» **Given instruction**: Quote every line as given.

---------- Dataset excerpts ----------

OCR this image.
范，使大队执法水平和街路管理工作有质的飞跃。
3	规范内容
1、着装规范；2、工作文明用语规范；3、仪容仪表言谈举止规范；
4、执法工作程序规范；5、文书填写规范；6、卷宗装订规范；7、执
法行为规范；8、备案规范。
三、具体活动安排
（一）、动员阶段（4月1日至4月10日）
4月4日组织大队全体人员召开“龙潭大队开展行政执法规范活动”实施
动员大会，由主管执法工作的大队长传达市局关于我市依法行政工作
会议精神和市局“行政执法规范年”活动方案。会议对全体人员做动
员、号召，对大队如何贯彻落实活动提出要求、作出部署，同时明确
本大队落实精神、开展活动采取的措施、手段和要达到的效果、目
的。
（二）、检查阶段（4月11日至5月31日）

----------

» **Answer to the problem**:
OCR this image.
范，使大队执法水平和街路管理工作有质的飞跃。
3	规范内容
1、着装规范；2、工作文明用语规范；3、仪容仪表言谈举止规范；
4、执法工作程序规范；5、文书填写规范；6、卷宗装订规范；7、执
法行为规范；8、备案规范。
三、具体活动安排
（一）、动员阶段（4月1日至4月10日）
4月4日组织大队全体人员召开“龙潭大队开展行政执法规范活动”实施
动员大会，由主管执法工作的大队长传达市局关于我市依法行政工作
会议精神和市局“行政执法规范年”活动方案。会议对全体人员做动
员、号召，对大队如何贯彻落实活动提出要求、作出部署，同时明确
本大队落实精神、开展活动采取的措施、手段和要达到的效果、目
的。
（二）、检查阶段（4月11日至5月31日）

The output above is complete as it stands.